* **What this task involves**
Copy every line of the records below that holds the word "Real".

[Part of a data file]
━━━━━━━━━━━━━━━━━━━━

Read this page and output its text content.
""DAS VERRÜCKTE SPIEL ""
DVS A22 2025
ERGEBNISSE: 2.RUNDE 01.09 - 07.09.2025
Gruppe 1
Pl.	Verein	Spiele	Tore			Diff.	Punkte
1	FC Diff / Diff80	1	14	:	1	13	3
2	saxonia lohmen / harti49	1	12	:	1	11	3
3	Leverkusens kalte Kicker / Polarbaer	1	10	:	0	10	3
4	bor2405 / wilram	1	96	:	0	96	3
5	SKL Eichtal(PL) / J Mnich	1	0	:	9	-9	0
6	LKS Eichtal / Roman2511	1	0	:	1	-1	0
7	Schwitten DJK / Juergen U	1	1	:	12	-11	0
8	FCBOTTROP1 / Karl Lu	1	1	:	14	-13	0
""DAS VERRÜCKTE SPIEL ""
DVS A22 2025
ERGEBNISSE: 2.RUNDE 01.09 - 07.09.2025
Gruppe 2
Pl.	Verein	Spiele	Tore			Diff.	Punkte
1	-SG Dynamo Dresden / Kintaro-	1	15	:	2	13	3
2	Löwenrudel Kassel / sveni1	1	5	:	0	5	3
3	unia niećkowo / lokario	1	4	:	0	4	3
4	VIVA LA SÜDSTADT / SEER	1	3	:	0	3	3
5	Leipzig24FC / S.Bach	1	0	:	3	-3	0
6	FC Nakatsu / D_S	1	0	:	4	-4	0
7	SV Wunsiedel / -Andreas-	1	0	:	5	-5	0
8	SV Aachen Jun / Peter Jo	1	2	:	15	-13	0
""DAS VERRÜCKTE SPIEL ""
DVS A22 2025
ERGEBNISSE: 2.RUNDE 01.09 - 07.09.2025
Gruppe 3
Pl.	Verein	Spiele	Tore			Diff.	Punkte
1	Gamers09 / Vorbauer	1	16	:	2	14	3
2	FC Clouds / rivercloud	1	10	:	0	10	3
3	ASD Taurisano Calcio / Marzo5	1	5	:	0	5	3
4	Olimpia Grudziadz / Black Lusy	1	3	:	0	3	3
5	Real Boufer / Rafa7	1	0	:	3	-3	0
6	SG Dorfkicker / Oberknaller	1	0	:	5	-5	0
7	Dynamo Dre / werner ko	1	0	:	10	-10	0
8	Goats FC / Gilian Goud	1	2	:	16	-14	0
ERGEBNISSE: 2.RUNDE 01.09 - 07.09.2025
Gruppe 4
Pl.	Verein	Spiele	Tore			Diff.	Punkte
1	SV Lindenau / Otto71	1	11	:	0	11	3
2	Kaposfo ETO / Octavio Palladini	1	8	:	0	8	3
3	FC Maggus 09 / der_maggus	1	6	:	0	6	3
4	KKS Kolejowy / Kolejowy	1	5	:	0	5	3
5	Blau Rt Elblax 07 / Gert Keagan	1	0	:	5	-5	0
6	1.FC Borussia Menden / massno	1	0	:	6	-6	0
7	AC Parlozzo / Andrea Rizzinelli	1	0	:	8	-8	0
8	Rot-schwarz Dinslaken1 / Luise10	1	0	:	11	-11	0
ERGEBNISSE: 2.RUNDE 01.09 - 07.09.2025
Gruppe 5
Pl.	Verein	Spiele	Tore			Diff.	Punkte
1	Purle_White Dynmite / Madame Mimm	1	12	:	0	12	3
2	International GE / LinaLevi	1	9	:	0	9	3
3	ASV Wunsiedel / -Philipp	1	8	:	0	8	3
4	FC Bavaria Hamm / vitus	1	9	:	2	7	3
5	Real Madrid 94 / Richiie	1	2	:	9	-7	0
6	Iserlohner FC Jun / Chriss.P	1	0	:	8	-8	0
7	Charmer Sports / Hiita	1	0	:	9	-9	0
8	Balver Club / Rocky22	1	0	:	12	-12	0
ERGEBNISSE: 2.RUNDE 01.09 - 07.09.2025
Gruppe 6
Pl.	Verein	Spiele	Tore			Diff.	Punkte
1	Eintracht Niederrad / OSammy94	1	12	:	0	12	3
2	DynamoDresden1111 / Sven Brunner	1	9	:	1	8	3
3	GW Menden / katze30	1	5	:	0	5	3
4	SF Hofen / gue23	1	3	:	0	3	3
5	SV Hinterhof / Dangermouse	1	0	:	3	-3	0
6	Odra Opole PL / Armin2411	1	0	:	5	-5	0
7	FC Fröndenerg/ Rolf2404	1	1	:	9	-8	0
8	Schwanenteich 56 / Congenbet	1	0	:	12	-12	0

━━━━━━━━━━━━━━━━━━━━

* **Full answer**
5	Real Boufer / Rafa7	1	0	:	3	-3	0
5	Real Madrid 94 / Richiie	1	2	:	9	-7	0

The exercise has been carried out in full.